▶ **LISTING**
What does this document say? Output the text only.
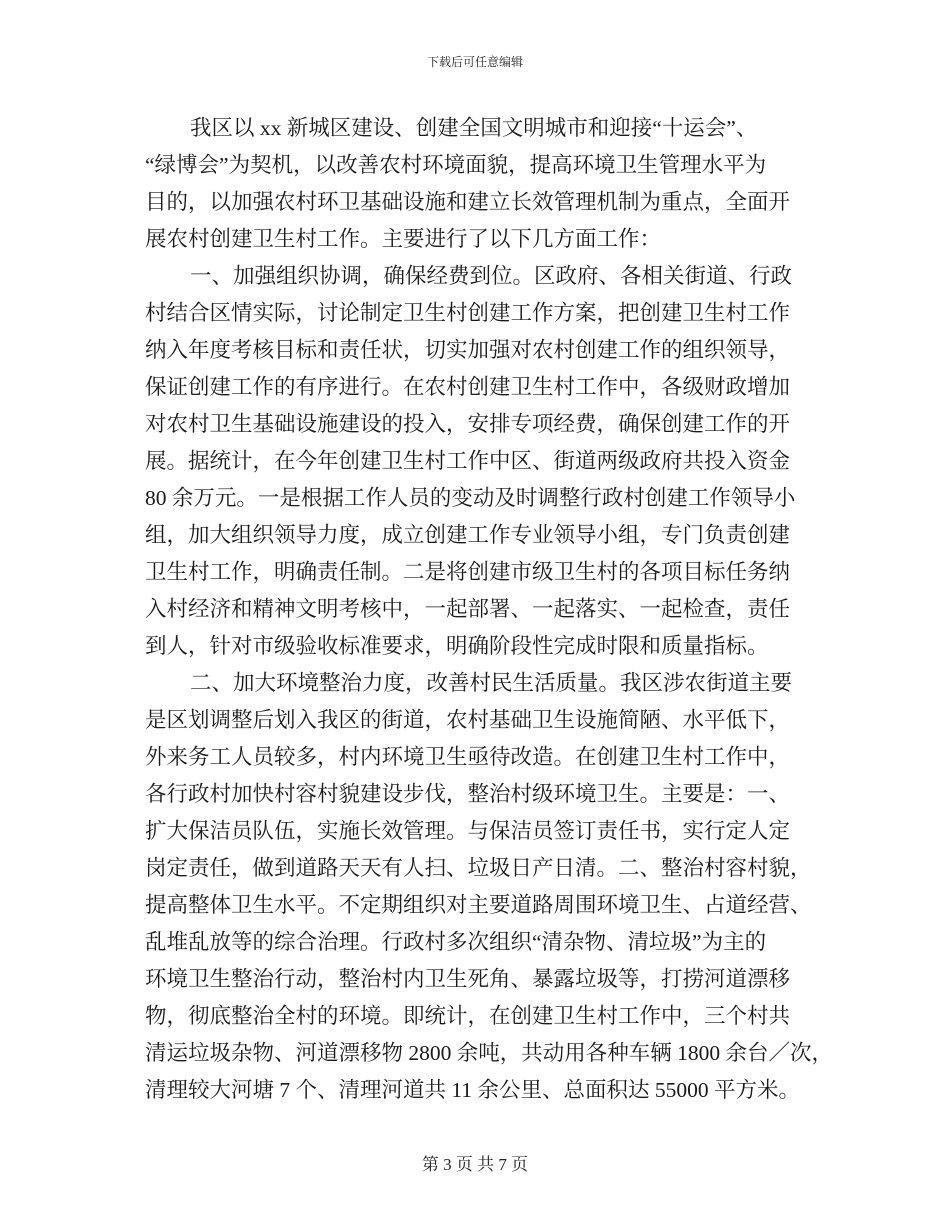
下载后可任意编辑
我区以 xx 新城区建设、创建全国文明城市和迎接“十运会”、
“绿博会”为契机，以改善农村环境面貌，提高环境卫生管理水平为
目的，以加强农村环卫基础设施和建立长效管理机制为重点，全面开
展农村创建卫生村工作。主要进行了以下几方面工作：
一、加强组织协调，确保经费到位。区政府、各相关街道、行政
村结合区情实际，讨论制定卫生村创建工作方案，把创建卫生村工作
纳入年度考核目标和责任状，切实加强对农村创建工作的组织领导，
保证创建工作的有序进行。在农村创建卫生村工作中，各级财政增加
对农村卫生基础设施建设的投入，安排专项经费，确保创建工作的开
展。据统计，在今年创建卫生村工作中区、街道两级政府共投入资金
80 余万元。一是根据工作人员的变动及时调整行政村创建工作领导小
组，加大组织领导力度，成立创建工作专业领导小组，专门负责创建
卫生村工作，明确责任制。二是将创建市级卫生村的各项目标任务纳
入村经济和精神文明考核中，一起部署、一起落实、一起检查，责任
到人，针对市级验收标准要求，明确阶段性完成时限和质量指标。
二、加大环境整治力度，改善村民生活质量。我区涉农街道主要
是区划调整后划入我区的街道，农村基础卫生设施简陋、水平低下，
外来务工人员较多，村内环境卫生亟待改造。在创建卫生村工作中，
各行政村加快村容村貌建设步伐，整治村级环境卫生。主要是：一、
扩大保洁员队伍，实施长效管理。与保洁员签订责任书，实行定人定
岗定责任，做到道路天天有人扫、垃圾日产日清。二、整治村容村貌，
提高整体卫生水平。不定期组织对主要道路周围环境卫生、占道经营、
乱堆乱放等的综合治理。行政村多次组织“清杂物、清垃圾”为主的
环境卫生整治行动，整治村内卫生死角、暴露垃圾等，打捞河道漂移
物，彻底整治全村的环境。即统计，在创建卫生村工作中，三个村共
清运垃圾杂物、河道漂移物 2800 余吨，共动用各种车辆 1800 余台／次，
清理较大河塘 7 个、清理河道共 11 余公里、总面积达 55000 平方米。
第 3 页 共 7 页
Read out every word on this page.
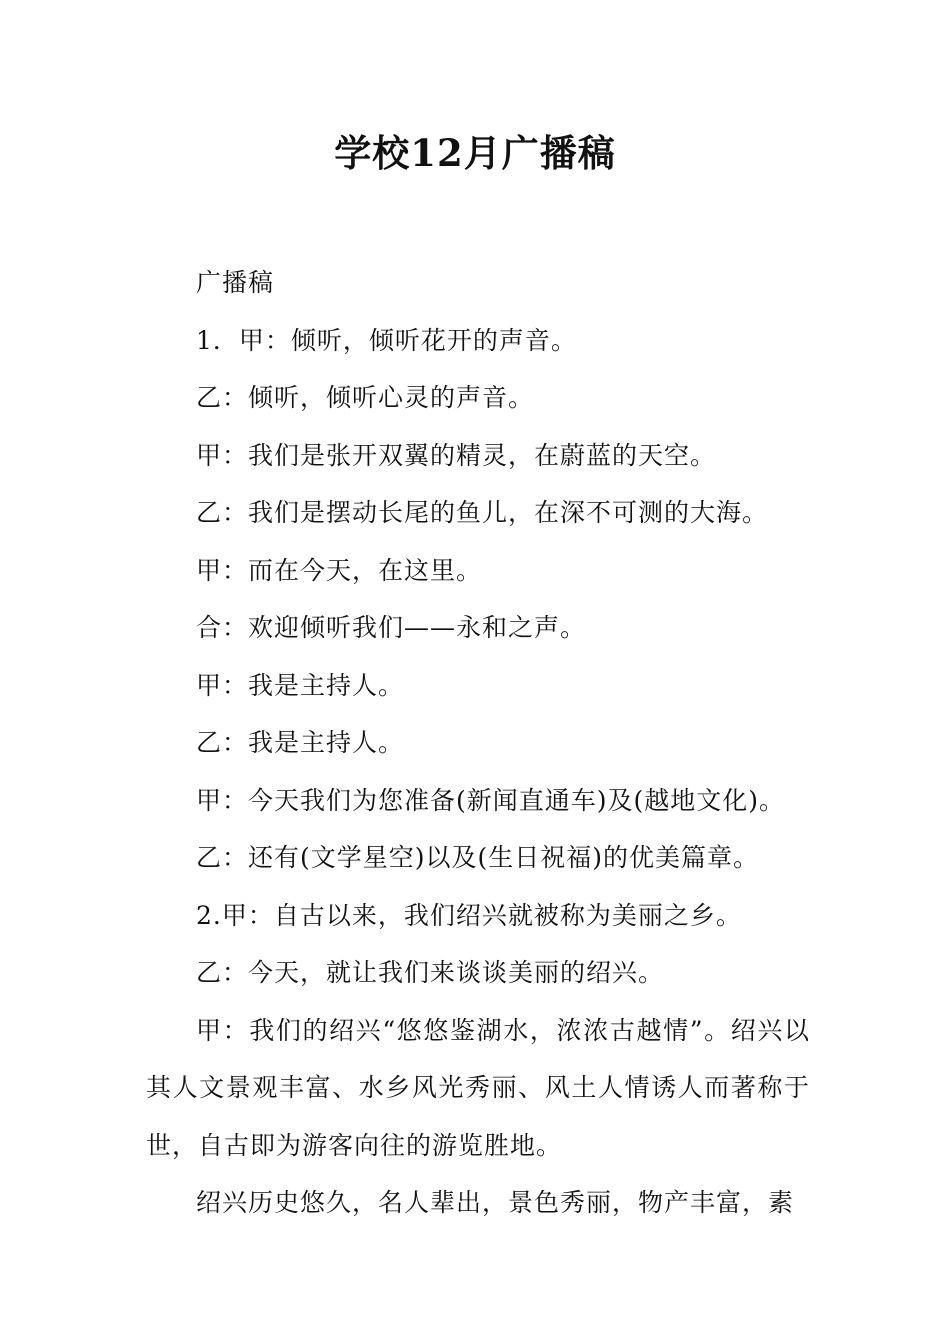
学校12月广播稿

广播稿

1．甲：倾听，倾听花开的声音。

乙：倾听，倾听心灵的声音。

甲：我们是张开双翼的精灵，在蔚蓝的天空。

乙：我们是摆动长尾的鱼儿，在深不可测的大海。

甲：而在今天，在这里。

合：欢迎倾听我们——永和之声。

甲：我是主持人。

乙：我是主持人。

甲：今天我们为您准备(新闻直通车)及(越地文化)。

乙：还有(文学星空)以及(生日祝福)的优美篇章。

2.甲：自古以来，我们绍兴就被称为美丽之乡。

乙：今天，就让我们来谈谈美丽的绍兴。

甲：我们的绍兴“悠悠鉴湖水，浓浓古越情”。绍兴以其人文景观丰富、水乡风光秀丽、风土人情诱人而著称于世，自古即为游客向往的游览胜地。

绍兴历史悠久，名人辈出，景色秀丽，物产丰富，素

▶ **SHORT EXERCISE**
Show each line of the listing that holds the string "this".

▶ **TASK OUTPUT**
What does this document say? Output the text only.
Read out every word on this page.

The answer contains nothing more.